■ WRITTEN INSTRUCTION ■
Check every line below for the word "nпрограммы" and copy the ones that have it.

[Dataset rows about figures]
--- start ---
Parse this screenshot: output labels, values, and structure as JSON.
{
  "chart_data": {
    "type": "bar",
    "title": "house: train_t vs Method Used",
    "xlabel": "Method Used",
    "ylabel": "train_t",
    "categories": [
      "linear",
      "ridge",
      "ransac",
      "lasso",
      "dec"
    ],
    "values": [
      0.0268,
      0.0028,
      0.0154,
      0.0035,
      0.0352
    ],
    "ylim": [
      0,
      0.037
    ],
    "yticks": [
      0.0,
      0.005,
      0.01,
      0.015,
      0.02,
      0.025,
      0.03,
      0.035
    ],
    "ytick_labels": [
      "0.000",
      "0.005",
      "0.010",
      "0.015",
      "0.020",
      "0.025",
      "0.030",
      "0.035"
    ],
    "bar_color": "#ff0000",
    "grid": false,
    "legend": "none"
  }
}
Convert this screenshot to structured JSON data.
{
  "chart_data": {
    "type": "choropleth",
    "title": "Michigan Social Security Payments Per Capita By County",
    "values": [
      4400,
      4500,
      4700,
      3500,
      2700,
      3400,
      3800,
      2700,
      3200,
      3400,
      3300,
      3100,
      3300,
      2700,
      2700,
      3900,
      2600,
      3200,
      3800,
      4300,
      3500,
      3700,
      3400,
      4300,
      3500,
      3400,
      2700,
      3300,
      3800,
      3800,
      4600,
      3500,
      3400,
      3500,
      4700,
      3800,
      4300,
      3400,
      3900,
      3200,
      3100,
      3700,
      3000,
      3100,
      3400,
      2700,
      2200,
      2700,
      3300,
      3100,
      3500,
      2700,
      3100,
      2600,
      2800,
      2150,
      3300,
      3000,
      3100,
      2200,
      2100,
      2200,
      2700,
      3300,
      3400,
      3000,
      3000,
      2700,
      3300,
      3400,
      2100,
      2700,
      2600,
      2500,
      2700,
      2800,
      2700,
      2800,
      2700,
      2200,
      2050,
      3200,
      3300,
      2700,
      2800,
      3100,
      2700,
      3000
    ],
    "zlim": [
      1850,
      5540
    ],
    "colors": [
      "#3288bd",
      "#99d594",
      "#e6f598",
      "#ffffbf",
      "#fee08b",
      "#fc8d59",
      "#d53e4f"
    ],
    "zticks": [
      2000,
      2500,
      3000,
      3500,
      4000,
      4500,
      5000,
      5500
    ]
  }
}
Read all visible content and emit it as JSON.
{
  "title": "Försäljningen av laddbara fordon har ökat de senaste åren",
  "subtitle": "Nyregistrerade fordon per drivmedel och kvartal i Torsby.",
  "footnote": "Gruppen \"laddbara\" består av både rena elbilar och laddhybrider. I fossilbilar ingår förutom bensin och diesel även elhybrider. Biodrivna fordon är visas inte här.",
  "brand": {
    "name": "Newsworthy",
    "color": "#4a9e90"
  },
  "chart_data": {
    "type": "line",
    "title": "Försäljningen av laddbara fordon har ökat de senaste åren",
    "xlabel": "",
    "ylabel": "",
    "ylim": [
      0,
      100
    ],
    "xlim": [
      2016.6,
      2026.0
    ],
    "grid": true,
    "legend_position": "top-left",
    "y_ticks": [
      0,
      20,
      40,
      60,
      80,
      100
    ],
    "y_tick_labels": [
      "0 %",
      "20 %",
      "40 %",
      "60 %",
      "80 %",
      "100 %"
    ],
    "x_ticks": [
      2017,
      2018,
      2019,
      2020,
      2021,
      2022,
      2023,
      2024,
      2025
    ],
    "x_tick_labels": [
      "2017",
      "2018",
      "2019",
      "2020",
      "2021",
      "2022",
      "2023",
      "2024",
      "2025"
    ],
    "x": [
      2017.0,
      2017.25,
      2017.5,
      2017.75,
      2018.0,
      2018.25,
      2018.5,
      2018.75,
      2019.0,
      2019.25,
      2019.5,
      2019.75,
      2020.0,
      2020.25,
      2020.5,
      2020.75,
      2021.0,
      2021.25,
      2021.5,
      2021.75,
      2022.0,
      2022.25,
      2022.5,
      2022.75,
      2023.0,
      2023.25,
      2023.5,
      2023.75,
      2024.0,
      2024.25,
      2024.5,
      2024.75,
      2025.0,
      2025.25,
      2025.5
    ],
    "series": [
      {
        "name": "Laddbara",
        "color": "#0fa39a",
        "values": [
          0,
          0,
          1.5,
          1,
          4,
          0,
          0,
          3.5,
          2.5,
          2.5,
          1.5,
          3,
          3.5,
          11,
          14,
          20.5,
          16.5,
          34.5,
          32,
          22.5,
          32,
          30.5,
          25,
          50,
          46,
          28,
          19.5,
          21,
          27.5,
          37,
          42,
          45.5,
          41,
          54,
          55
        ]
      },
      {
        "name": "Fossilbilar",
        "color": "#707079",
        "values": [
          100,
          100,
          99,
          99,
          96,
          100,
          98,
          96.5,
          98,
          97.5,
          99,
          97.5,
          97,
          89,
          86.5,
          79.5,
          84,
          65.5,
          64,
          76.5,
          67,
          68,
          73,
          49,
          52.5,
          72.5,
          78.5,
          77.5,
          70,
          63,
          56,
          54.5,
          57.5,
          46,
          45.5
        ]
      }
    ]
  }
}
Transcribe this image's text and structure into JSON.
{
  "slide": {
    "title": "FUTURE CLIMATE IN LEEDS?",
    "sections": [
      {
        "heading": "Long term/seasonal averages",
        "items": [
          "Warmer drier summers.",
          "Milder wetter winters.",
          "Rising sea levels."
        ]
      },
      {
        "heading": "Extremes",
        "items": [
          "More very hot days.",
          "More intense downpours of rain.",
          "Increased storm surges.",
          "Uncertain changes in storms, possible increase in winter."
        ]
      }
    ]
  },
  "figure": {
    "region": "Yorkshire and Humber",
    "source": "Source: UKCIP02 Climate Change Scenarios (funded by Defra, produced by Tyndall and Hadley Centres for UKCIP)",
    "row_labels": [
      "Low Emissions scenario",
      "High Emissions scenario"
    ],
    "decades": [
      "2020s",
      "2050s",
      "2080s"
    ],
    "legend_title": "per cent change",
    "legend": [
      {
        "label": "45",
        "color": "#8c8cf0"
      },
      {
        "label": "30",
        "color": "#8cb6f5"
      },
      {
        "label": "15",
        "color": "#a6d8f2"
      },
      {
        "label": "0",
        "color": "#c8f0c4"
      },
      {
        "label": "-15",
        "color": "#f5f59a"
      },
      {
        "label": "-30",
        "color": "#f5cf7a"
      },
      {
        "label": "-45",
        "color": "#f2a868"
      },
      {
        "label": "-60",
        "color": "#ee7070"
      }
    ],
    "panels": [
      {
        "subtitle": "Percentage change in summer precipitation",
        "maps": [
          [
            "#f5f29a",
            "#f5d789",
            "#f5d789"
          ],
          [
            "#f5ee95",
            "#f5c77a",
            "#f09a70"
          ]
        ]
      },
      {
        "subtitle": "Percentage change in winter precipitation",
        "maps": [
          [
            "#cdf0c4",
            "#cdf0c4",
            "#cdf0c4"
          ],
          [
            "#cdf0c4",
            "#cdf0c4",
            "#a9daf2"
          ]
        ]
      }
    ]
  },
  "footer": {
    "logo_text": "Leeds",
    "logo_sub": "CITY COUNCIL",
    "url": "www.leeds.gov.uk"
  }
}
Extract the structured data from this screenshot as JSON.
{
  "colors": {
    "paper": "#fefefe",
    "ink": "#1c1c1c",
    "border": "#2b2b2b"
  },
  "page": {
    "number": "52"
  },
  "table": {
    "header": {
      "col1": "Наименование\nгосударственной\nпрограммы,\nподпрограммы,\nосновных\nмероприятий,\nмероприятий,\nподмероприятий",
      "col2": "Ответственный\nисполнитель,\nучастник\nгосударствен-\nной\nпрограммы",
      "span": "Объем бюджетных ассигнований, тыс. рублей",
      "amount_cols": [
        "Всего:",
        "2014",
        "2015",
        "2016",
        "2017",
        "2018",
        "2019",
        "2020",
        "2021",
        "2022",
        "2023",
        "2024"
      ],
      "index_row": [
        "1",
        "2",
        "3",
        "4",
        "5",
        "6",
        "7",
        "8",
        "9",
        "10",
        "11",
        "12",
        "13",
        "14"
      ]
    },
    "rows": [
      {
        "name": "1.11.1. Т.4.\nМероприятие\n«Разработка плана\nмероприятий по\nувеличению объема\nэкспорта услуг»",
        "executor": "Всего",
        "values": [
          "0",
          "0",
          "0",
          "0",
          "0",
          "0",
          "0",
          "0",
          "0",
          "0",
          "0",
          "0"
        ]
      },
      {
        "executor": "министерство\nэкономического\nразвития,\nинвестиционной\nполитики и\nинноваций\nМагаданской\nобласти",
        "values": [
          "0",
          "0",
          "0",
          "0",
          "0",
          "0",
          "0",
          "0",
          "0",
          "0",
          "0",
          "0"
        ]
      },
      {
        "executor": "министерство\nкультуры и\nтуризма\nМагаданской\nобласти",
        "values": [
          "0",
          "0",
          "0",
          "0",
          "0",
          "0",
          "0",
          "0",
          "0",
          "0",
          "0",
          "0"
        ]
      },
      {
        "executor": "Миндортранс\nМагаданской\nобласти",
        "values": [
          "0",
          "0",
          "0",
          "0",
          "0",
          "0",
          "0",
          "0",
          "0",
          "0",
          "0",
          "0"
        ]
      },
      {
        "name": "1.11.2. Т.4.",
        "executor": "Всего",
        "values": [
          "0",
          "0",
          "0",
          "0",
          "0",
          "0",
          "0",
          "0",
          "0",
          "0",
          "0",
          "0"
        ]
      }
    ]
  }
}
--- end ---
■ TASK RESULT ■
      "col1": "Наименование\nгосударственной\nпрограммы,\nподпрограммы,\nосновных\nмероприятий,\nмероприятий,\nподмероприятий",
      "col2": "Ответственный\nисполнитель,\nучастник\nгосударствен-\nной\nпрограммы",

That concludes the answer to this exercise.